Find the lines containing the word "наемных" and copy every one of them.

★ ★ ★ ★ ★ ★ ★

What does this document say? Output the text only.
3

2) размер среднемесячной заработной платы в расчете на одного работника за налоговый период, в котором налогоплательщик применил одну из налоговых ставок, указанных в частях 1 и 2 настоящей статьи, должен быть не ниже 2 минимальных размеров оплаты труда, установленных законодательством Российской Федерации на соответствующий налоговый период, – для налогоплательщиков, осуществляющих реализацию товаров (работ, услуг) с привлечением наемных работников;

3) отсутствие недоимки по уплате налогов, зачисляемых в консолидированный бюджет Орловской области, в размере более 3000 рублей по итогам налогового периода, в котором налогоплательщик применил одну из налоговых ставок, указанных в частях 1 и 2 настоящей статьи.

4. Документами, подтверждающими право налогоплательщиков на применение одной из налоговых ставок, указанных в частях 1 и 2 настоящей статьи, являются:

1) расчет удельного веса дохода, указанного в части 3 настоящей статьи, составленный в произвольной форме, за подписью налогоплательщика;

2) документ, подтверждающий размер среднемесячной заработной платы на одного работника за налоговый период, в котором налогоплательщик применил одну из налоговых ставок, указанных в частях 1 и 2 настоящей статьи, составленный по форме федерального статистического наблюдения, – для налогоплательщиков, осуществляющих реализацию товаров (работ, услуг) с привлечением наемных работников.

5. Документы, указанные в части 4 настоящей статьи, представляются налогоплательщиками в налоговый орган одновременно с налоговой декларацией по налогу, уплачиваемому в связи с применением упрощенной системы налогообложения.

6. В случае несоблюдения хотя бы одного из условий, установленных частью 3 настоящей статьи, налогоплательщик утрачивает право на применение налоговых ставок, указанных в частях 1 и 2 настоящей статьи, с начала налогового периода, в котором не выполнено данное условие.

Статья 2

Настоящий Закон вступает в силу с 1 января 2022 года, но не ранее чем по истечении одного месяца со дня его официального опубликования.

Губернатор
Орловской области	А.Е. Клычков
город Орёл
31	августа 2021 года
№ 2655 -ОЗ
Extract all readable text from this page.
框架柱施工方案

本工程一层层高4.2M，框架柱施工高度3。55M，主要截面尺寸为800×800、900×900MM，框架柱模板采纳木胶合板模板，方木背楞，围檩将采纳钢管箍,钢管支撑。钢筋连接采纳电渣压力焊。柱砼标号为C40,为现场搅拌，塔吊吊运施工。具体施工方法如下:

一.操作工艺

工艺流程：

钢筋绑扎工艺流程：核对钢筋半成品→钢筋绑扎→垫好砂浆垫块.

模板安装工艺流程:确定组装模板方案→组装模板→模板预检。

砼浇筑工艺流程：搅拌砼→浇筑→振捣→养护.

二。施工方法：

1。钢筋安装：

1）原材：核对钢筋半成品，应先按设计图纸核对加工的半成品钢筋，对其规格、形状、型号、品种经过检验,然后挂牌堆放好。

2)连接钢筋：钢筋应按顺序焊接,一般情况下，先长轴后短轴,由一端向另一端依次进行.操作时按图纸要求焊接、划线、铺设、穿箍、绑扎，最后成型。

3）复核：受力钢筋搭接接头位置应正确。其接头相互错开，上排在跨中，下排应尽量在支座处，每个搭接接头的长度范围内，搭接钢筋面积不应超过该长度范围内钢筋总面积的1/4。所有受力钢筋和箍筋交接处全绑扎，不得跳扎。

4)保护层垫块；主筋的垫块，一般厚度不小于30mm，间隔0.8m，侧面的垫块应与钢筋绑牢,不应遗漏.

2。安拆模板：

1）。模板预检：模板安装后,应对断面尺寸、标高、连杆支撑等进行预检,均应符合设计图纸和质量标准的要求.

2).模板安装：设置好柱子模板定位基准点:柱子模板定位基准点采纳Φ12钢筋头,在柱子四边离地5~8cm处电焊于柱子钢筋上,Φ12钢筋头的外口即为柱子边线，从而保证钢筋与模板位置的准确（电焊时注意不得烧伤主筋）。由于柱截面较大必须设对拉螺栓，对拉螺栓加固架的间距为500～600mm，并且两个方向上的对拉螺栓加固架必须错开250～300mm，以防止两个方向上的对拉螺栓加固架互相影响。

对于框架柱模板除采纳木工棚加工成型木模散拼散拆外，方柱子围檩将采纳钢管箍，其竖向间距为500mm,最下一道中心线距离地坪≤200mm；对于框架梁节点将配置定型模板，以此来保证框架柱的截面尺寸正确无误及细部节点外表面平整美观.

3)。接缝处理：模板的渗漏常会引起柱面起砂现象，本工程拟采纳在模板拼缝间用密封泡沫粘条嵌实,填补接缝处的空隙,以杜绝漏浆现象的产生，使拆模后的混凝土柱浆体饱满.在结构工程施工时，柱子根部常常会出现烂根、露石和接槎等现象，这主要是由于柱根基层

★ ★ ★ ★ ★ ★ ★

● Exercise solution:
2) размер среднемесячной заработной платы в расчете на одного работника за налоговый период, в котором налогоплательщик применил одну из налоговых ставок, указанных в частях 1 и 2 настоящей статьи, должен быть не ниже 2 минимальных размеров оплаты труда, установленных законодательством Российской Федерации на соответствующий налоговый период, – для налогоплательщиков, осуществляющих реализацию товаров (работ, услуг) с привлечением наемных работников;
2) документ, подтверждающий размер среднемесячной заработной платы на одного работника за налоговый период, в котором налогоплательщик применил одну из налоговых ставок, указанных в частях 1 и 2 настоящей статьи, составленный по форме федерального статистического наблюдения, – для налогоплательщиков, осуществляющих реализацию товаров (работ, услуг) с привлечением наемных работников.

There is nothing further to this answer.